TUGAS:
Terjemahkan ke dalam bahasa Inggris kalimat dari teks tentang ranah kecerdasan peserta didik ini: "Kelima konsep kecerdasan tersebut merupakan bagian yang saling menopang dan tak terpisahkan satu sama lain."

KUTIPAN BACAAN:
____
Metodologi Pembelajaran
yang Perlu Dikembangkan
Menjawab tujuan di atas, ada dua
ranah kecerdasan peserta didik yang harus dikembangkan, selain ranah kognitif
(intelektual), afektif
(moral), dan psikomorik
(kinestetik). Dua ranah
itu, ialah kecerdasan spiritual dan kecerdasan sosial. Kecerdasan
ini akan menjadi rujukan penting dalam proses pendidikan, terutama
kaitannya dengan usaha dan hasil pendidikan. Segenap usaha pendidikan sudah
sepatutnya diarahkan untuk terjadinya perubahan perilaku peserta didik secara
menyeluruh atau komprehensif dengan mencakup semua kawasan perilaku.
Misalnya, dalam
konteks kecerdasan kognitif, afektif, dan psikomotorik diharapkan dapat
terbentuk peserta didik yang cerdas, inovatif, unggul, memiliki kecakapan
hidup, dan karakter diri yang tangguh dalam pengembangan kehidupannya. Dengan
kecerdasan sosial diharapkan menjadikan peserta didik sebagai insan yang mampu
berinteraksi dan bersosialisasi dalam kehidupan bermasyarakat sekaligus dapat
membangun relasi sosial yang harmoni dan dinamis. Sementara itu, kecerdasan spiritual
berfungsi agar peserta didik diharapkan tidak melupakan hakikatnya sebagai
makhluk Tuhan.
Sumber: Diadaptasi
dari Alkhudri,
2011
Gambar 2. Taksonomi Kecerdasan yang Dikembangkan
Kelima konsep
kecerdasan tersebut merupakan bagian yang saling menopang dan tak terpisahkan
satu sama lain. Inilah
cerminan pendidikan keindonesian, yang inovatif dan humanis, yang memiliki
dimensi transendensial transformatif.
____
MATERI TERSEDIA:
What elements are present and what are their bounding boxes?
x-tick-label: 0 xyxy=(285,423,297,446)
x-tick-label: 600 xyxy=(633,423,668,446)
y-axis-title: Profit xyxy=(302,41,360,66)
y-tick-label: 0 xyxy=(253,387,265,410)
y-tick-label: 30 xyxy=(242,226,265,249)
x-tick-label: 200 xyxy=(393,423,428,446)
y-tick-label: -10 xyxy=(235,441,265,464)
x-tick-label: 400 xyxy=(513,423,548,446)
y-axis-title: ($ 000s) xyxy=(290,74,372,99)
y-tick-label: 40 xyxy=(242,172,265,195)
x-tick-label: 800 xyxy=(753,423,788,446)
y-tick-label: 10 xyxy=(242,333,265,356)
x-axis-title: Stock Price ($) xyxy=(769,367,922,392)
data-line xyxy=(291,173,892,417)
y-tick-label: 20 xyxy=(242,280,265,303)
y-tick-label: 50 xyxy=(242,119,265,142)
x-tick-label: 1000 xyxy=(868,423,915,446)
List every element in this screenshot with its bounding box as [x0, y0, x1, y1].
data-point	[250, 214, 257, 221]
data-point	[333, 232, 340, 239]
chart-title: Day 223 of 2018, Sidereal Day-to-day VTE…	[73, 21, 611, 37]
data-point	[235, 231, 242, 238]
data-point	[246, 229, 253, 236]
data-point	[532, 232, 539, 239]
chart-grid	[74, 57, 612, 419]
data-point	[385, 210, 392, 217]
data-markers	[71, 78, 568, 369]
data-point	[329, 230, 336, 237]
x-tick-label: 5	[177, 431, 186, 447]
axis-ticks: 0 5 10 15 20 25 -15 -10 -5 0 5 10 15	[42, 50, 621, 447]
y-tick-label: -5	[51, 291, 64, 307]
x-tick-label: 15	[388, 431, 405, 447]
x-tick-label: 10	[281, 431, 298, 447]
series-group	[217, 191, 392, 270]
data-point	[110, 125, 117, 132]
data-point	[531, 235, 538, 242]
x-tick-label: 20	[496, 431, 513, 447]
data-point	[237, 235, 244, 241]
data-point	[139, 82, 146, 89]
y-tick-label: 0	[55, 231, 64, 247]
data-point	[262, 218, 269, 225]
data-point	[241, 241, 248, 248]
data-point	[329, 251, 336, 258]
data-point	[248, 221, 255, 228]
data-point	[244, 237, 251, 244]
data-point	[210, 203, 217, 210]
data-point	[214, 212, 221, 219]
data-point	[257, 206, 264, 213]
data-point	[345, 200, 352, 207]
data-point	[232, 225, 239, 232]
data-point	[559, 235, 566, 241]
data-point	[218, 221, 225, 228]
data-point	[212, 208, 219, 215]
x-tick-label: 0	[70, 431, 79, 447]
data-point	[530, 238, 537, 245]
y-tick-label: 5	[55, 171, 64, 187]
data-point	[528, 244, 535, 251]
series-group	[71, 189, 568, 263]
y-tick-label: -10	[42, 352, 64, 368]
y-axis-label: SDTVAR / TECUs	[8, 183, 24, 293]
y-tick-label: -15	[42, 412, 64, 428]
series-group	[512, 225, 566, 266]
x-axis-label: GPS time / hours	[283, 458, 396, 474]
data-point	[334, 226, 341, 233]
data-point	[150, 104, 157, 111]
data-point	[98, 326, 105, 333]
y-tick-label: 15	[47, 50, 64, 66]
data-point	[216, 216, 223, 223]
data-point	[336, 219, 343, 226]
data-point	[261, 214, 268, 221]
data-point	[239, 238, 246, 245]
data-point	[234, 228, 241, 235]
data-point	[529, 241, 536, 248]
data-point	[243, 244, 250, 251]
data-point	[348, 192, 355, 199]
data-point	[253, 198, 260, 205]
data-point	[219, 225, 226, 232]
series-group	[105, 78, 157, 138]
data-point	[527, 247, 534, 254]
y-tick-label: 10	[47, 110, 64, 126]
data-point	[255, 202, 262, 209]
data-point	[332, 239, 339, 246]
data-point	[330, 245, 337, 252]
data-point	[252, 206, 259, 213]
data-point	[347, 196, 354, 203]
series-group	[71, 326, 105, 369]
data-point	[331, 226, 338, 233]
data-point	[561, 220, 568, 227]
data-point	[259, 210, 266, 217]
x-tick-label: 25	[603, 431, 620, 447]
____
JAWABAN AKHIR:
These five concepts of intelligence are mutually supporting parts that are inseparable from one another.